**TASK DESCRIPTION**:
Copy out, exactly as written, only the line containing "Transcribe this image's" and the lines after it through the end of the records.

-- Start INPUT DATA --

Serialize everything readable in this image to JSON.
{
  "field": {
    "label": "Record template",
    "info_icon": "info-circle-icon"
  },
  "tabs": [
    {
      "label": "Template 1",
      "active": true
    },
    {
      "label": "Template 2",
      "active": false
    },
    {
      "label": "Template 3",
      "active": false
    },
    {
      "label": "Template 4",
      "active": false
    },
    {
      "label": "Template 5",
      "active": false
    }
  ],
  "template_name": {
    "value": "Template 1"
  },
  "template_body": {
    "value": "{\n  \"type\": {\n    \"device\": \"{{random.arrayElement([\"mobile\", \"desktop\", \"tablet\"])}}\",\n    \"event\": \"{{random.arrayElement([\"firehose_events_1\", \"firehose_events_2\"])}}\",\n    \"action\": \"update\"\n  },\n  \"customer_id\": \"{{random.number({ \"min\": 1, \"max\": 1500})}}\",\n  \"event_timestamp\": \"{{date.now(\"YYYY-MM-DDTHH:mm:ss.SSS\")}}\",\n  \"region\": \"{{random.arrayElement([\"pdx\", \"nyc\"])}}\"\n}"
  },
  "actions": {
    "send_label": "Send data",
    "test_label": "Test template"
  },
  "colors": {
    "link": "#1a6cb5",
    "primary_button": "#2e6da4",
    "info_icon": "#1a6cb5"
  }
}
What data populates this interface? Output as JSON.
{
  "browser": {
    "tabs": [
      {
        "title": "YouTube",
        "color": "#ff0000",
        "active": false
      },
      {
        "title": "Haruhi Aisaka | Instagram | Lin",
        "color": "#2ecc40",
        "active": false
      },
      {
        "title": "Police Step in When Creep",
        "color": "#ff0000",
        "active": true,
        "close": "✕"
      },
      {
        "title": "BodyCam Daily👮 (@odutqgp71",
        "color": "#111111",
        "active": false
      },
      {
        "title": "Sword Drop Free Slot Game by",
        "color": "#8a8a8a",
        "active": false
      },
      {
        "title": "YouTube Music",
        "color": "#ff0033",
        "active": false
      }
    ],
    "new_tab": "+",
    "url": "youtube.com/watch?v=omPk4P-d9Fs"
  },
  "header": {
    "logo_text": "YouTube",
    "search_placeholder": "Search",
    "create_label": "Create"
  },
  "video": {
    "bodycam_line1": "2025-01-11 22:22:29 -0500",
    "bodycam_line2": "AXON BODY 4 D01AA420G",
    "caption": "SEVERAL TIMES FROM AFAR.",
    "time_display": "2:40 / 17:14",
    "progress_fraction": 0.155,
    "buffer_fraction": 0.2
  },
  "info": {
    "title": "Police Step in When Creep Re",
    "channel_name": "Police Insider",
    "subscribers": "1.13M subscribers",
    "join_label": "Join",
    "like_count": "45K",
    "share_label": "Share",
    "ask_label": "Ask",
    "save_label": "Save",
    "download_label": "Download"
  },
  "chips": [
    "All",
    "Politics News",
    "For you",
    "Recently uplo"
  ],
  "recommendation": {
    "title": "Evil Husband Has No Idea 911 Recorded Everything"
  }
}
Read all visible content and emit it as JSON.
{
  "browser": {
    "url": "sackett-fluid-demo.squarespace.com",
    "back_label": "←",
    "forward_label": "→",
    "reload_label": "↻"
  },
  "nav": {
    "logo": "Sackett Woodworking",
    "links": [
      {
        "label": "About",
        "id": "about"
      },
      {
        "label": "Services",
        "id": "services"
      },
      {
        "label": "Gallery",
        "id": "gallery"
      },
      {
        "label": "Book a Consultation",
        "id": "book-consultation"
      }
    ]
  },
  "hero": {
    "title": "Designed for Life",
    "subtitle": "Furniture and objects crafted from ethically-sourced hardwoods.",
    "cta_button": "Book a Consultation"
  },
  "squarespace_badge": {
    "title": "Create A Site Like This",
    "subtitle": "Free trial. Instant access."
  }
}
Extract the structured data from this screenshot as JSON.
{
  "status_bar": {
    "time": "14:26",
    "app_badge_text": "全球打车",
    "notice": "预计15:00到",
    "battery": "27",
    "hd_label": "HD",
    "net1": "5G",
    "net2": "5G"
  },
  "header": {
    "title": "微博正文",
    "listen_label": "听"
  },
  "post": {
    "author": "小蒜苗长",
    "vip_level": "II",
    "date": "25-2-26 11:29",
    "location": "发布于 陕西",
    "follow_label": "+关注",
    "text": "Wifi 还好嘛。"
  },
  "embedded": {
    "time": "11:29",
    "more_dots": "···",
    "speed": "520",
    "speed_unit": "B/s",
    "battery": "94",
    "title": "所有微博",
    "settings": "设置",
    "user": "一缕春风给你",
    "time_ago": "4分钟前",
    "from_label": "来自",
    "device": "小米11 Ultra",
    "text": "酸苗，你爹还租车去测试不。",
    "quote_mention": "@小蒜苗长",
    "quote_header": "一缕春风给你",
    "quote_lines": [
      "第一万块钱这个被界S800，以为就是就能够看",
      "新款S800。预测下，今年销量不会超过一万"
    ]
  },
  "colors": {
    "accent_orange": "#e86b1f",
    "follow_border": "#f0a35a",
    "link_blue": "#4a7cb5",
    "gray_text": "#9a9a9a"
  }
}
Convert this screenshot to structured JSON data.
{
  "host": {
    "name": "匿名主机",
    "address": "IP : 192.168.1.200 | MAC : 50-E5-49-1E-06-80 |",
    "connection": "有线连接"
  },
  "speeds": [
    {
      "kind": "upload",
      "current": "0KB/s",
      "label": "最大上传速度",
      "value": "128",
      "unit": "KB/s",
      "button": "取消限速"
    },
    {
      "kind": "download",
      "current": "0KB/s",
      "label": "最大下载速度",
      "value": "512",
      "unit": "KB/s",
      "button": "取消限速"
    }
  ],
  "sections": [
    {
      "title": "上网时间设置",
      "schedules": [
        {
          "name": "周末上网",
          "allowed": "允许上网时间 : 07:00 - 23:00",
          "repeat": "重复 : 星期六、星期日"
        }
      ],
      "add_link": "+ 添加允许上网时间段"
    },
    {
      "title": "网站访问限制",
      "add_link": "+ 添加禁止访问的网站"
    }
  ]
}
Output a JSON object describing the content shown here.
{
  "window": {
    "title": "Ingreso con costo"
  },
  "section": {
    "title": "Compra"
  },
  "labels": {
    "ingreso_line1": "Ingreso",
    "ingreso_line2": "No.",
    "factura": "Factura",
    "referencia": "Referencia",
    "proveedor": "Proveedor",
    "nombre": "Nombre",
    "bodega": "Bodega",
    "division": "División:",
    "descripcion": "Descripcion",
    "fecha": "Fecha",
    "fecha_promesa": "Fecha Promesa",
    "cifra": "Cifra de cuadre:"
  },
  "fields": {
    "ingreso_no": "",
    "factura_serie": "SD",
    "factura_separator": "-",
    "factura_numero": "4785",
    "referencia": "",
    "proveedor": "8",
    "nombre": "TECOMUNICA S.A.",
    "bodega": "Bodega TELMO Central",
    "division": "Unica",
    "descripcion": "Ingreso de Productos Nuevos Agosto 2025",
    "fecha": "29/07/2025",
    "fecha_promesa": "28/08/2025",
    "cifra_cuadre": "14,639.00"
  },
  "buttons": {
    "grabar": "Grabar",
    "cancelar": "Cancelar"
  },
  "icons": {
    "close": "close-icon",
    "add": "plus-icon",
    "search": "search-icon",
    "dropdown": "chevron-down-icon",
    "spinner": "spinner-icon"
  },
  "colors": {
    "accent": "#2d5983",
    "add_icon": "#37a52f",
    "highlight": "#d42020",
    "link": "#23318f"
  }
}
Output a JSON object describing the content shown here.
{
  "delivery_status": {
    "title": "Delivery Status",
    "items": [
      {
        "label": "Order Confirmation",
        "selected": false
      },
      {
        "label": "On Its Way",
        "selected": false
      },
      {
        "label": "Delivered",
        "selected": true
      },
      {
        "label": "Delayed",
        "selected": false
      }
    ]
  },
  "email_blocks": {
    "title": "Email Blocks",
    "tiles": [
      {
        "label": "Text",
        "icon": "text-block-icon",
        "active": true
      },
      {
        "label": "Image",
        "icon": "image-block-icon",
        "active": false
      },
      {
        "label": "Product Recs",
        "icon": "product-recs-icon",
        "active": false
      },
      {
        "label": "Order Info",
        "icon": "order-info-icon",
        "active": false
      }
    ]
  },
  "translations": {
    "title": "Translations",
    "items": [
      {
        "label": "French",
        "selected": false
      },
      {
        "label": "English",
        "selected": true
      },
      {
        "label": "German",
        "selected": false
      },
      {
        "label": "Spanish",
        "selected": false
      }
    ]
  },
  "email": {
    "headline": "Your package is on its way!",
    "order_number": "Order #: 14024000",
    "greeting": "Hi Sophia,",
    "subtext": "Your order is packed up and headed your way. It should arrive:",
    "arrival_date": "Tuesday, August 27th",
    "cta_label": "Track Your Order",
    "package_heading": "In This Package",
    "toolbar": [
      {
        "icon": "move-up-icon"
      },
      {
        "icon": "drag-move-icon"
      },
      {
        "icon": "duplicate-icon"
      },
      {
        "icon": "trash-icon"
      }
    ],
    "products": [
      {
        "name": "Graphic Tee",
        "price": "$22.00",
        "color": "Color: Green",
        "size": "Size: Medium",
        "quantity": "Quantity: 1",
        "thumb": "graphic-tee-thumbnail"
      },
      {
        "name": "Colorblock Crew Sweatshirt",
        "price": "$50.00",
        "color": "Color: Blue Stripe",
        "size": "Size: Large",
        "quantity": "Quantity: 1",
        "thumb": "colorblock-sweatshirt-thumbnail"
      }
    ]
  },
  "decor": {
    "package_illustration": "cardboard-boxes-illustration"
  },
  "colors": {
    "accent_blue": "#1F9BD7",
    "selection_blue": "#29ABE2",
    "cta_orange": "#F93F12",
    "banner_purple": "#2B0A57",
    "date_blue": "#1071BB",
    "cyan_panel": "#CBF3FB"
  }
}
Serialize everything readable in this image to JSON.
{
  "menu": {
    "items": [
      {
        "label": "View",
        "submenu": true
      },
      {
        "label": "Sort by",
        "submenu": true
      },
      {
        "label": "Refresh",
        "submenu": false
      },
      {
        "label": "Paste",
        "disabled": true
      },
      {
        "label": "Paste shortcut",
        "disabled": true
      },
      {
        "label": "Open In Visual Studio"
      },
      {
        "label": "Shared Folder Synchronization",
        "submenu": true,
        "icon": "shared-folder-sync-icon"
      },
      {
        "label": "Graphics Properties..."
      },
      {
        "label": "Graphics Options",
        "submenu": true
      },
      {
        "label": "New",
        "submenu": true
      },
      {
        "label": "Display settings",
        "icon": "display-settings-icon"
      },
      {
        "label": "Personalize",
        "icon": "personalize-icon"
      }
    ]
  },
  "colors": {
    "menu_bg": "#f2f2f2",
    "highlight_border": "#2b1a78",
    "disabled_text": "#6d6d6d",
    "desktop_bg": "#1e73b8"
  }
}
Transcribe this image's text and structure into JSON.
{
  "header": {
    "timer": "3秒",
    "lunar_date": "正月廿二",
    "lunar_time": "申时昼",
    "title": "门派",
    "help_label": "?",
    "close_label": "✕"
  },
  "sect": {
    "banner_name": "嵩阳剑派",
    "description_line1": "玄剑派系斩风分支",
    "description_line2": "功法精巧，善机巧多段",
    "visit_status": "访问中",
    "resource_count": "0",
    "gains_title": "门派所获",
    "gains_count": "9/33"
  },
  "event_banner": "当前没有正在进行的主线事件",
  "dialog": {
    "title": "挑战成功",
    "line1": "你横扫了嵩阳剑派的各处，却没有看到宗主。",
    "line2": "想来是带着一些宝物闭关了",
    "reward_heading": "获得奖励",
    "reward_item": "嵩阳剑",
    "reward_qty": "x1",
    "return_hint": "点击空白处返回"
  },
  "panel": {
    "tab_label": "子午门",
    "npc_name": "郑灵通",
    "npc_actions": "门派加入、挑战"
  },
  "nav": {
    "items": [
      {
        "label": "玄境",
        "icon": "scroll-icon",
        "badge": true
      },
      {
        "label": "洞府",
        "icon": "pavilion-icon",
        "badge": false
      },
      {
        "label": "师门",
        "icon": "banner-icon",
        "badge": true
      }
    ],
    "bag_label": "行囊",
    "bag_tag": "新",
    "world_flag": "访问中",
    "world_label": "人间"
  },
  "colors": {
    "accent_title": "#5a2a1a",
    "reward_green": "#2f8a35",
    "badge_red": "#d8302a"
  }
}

-- End INPUT DATA --

**RESPONSE TO THE EXERCISE**:
Transcribe this image's text and structure into JSON.
{
  "header": {
    "timer": "3秒",
    "lunar_date": "正月廿二",
    "lunar_time": "申时昼",
    "title": "门派",
    "help_label": "?",
    "close_label": "✕"
  },
  "sect": {
    "banner_name": "嵩阳剑派",
    "description_line1": "玄剑派系斩风分支",
    "description_line2": "功法精巧，善机巧多段",
    "visit_status": "访问中",
    "resource_count": "0",
    "gains_title": "门派所获",
    "gains_count": "9/33"
  },
  "event_banner": "当前没有正在进行的主线事件",
  "dialog": {
    "title": "挑战成功",
    "line1": "你横扫了嵩阳剑派的各处，却没有看到宗主。",
    "line2": "想来是带着一些宝物闭关了",
    "reward_heading": "获得奖励",
    "reward_item": "嵩阳剑",
    "reward_qty": "x1",
    "return_hint": "点击空白处返回"
  },
  "panel": {
    "tab_label": "子午门",
    "npc_name": "郑灵通",
    "npc_actions": "门派加入、挑战"
  },
  "nav": {
    "items": [
      {
        "label": "玄境",
        "icon": "scroll-icon",
        "badge": true
      },
      {
        "label": "洞府",
        "icon": "pavilion-icon",
        "badge": false
      },
      {
        "label": "师门",
        "icon": "banner-icon",
        "badge": true
      }
    ],
    "bag_label": "行囊",
    "bag_tag": "新",
    "world_flag": "访问中",
    "world_label": "人间"
  },
  "colors": {
    "accent_title": "#5a2a1a",
    "reward_green": "#2f8a35",
    "badge_red": "#d8302a"
  }
}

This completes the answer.